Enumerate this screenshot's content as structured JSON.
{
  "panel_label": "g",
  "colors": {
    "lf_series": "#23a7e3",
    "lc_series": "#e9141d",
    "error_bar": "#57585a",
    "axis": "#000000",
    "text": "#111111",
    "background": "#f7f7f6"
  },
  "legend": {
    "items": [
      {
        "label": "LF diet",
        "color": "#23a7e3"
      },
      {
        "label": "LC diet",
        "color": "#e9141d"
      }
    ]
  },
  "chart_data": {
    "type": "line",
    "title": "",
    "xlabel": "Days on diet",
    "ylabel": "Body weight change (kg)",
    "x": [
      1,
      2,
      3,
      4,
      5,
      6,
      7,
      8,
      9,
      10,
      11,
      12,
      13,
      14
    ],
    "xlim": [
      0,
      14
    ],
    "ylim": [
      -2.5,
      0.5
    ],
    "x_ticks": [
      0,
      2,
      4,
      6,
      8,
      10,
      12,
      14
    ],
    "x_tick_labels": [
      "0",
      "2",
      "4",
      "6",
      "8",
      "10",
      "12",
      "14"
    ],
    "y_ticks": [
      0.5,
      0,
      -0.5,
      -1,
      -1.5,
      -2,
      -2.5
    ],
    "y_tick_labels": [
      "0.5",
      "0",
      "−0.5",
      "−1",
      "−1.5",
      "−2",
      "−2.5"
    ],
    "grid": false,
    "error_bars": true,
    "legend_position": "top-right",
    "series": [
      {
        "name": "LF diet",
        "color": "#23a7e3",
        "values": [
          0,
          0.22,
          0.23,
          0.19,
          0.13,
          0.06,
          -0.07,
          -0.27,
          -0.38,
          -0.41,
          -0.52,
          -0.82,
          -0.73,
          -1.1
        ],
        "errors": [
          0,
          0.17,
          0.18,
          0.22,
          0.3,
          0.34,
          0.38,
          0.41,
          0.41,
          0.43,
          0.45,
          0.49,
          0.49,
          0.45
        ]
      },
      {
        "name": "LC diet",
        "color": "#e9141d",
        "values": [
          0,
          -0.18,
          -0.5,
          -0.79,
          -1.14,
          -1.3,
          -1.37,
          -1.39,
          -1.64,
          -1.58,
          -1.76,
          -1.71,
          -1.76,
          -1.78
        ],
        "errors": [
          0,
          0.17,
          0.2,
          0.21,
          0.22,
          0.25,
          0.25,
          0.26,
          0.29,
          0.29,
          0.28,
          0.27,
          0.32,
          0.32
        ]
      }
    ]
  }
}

#####

[Job]
Gather from the data above every line with the string "diet".

[Finished exercise]
        "label": "LF diet",
        "label": "LC diet",
    "xlabel": "Days on diet",
        "name": "LF diet",
        "name": "LC diet",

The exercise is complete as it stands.